SUPPLIED RECORDS:
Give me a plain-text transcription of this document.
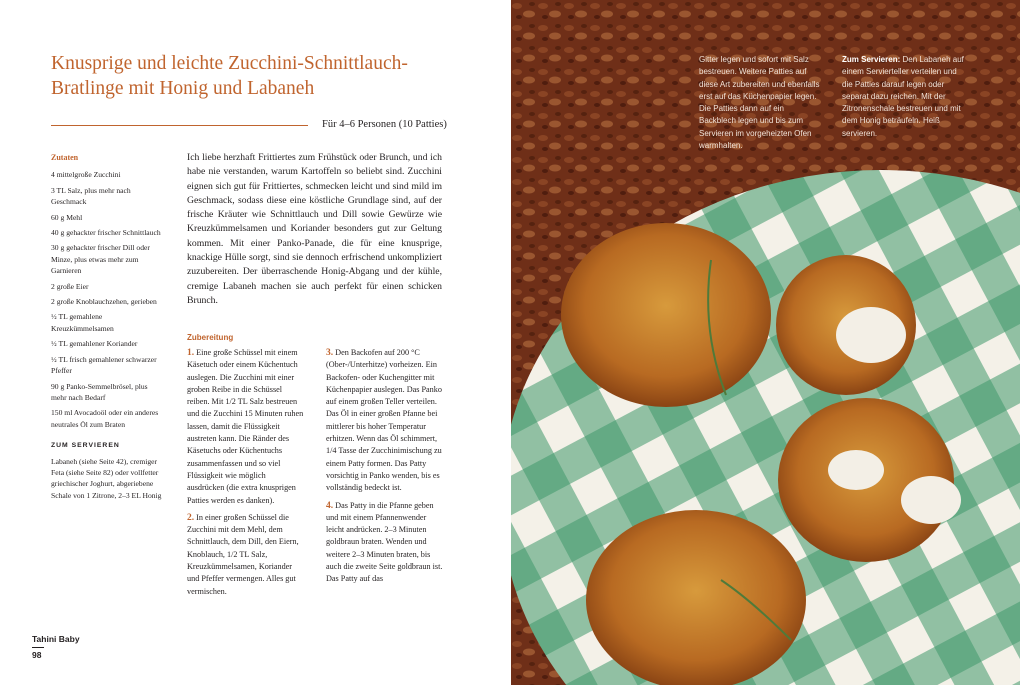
Knusprige und leichte Zucchini-Schnittlauch-Bratlinge mit Honig und Labaneh
Für 4–6 Personen (10 Patties)

Zutaten

4 mittelgroße Zucchini

3 TL Salz, plus mehr nach Geschmack

60 g Mehl

40 g gehackter frischer Schnittlauch

30 g gehackter frischer Dill oder Minze, plus etwas mehr zum Garnieren

2 große Eier

2 große Knoblauchzehen, gerieben

½ TL gemahlene Kreuzkümmelsamen

½ TL gemahlener Koriander

½ TL frisch gemahlener schwarzer Pfeffer

90 g Panko-Semmelbrösel, plus mehr nach Bedarf

150 ml Avocadoöl oder ein anderes neutrales Öl zum Braten

ZUM SERVIEREN

Labaneh (siehe Seite 42), cremiger Feta (siehe Seite 82) oder vollfetter griechischer Joghurt, abgeriebene Schale von 1 Zitrone, 2–3 EL Honig

Ich liebe herzhaft Frittiertes zum Frühstück oder Brunch, und ich habe nie verstanden, warum Kartoffeln so beliebt sind. Zucchini eignen sich gut für Frittiertes, schmecken leicht und sind mild im Geschmack, sodass diese eine köstliche Grundlage sind, auf der frische Kräuter wie Schnittlauch und Dill sowie Gewürze wie Kreuzkümmelsamen und Koriander besonders gut zur Geltung kommen. Mit einer Panko-Panade, die für eine knusprige, knackige Hülle sorgt, sind sie dennoch erfrischend unkompliziert zuzubereiten. Der überraschende Honig-Abgang und der kühle, cremige Labaneh machen sie auch perfekt für einen schicken Brunch.

Zubereitung

1. Eine große Schüssel mit einem Käsetuch oder einem Küchentuch auslegen. Die Zucchini mit einer groben Reibe in die Schüssel reiben. Mit 1/2 TL Salz bestreuen und die Zucchini 15 Minuten ruhen lassen, damit die Flüssigkeit austreten kann. Die Ränder des Käsetuchs oder Küchentuchs zusammenfassen und so viel Flüssigkeit wie möglich ausdrücken (die extra knusprigen Patties werden es danken).

2. In einer großen Schüssel die Zucchini mit dem Mehl, dem Schnittlauch, dem Dill, den Eiern, Knoblauch, 1/2 TL Salz, Kreuzkümmelsamen, Koriander und Pfeffer vermengen. Alles gut vermischen.

3. Den Backofen auf 200 °C (Ober-/Unterhitze) vorheizen. Ein Backofen- oder Kuchengitter mit Küchenpapier auslegen. Das Panko auf einem großen Teller verteilen. Das Öl in einer großen Pfanne bei mittlerer bis hoher Temperatur erhitzen. Wenn das Öl schimmert, 1/4 Tasse der Zucchinimischung zu einem Patty formen. Das Patty vorsichtig in Panko wenden, bis es vollständig bedeckt ist.

4. Das Patty in die Pfanne geben und mit einem Pfannenwender leicht andrücken. 2–3 Minuten goldbraun braten. Wenden und weitere 2–3 Minuten braten, bis auch die zweite Seite goldbraun ist. Das Patty auf das

Tahini Baby
98

Gitter legen und sofort mit Salz bestreuen. Weitere Patties auf diese Art zubereiten und ebenfalls erst auf das Küchenpapier legen. Die Patties dann auf ein Backblech legen und bis zum Servieren im vorgeheizten Ofen warmhalten.

Zum Servieren: Den Labaneh auf einem Servierteller verteilen und die Patties darauf legen oder separat dazu reichen. Mit der Zitronenschale bestreuen und mit dem Honig beträufeln. Heiß servieren.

WHAT IS EXPECTED: Reproduce the material above in full and without alteration, but skip all pictures.

EXERCISE OUTPUT:
Give me a plain-text transcription of this document.
Knusprige und leichte Zucchini-Schnittlauch-Bratlinge mit Honig und Labaneh
Für 4–6 Personen (10 Patties)

Zutaten

4 mittelgroße Zucchini

3 TL Salz, plus mehr nach Geschmack

60 g Mehl

40 g gehackter frischer Schnittlauch

30 g gehackter frischer Dill oder Minze, plus etwas mehr zum Garnieren

2 große Eier

2 große Knoblauchzehen, gerieben

½ TL gemahlene Kreuzkümmelsamen

½ TL gemahlener Koriander

½ TL frisch gemahlener schwarzer Pfeffer

90 g Panko-Semmelbrösel, plus mehr nach Bedarf

150 ml Avocadoöl oder ein anderes neutrales Öl zum Braten

ZUM SERVIEREN

Labaneh (siehe Seite 42), cremiger Feta (siehe Seite 82) oder vollfetter griechischer Joghurt, abgeriebene Schale von 1 Zitrone, 2–3 EL Honig

Ich liebe herzhaft Frittiertes zum Frühstück oder Brunch, und ich habe nie verstanden, warum Kartoffeln so beliebt sind. Zucchini eignen sich gut für Frittiertes, schmecken leicht und sind mild im Geschmack, sodass diese eine köstliche Grundlage sind, auf der frische Kräuter wie Schnittlauch und Dill sowie Gewürze wie Kreuzkümmelsamen und Koriander besonders gut zur Geltung kommen. Mit einer Panko-Panade, die für eine knusprige, knackige Hülle sorgt, sind sie dennoch erfrischend unkompliziert zuzubereiten. Der überraschende Honig-Abgang und der kühle, cremige Labaneh machen sie auch perfekt für einen schicken Brunch.

Zubereitung

1. Eine große Schüssel mit einem Käsetuch oder einem Küchentuch auslegen. Die Zucchini mit einer groben Reibe in die Schüssel reiben. Mit 1/2 TL Salz bestreuen und die Zucchini 15 Minuten ruhen lassen, damit die Flüssigkeit austreten kann. Die Ränder des Käsetuchs oder Küchentuchs zusammenfassen und so viel Flüssigkeit wie möglich ausdrücken (die extra knusprigen Patties werden es danken).

2. In einer großen Schüssel die Zucchini mit dem Mehl, dem Schnittlauch, dem Dill, den Eiern, Knoblauch, 1/2 TL Salz, Kreuzkümmelsamen, Koriander und Pfeffer vermengen. Alles gut vermischen.

3. Den Backofen auf 200 °C (Ober-/Unterhitze) vorheizen. Ein Backofen- oder Kuchengitter mit Küchenpapier auslegen. Das Panko auf einem großen Teller verteilen. Das Öl in einer großen Pfanne bei mittlerer bis hoher Temperatur erhitzen. Wenn das Öl schimmert, 1/4 Tasse der Zucchinimischung zu einem Patty formen. Das Patty vorsichtig in Panko wenden, bis es vollständig bedeckt ist.

4. Das Patty in die Pfanne geben und mit einem Pfannenwender leicht andrücken. 2–3 Minuten goldbraun braten. Wenden und weitere 2–3 Minuten braten, bis auch die zweite Seite goldbraun ist. Das Patty auf das

Tahini Baby
98

Gitter legen und sofort mit Salz bestreuen. Weitere Patties auf diese Art zubereiten und ebenfalls erst auf das Küchenpapier legen. Die Patties dann auf ein Backblech legen und bis zum Servieren im vorgeheizten Ofen warmhalten.

Zum Servieren: Den Labaneh auf einem Servierteller verteilen und die Patties darauf legen oder separat dazu reichen. Mit der Zitronenschale bestreuen und mit dem Honig beträufeln. Heiß servieren.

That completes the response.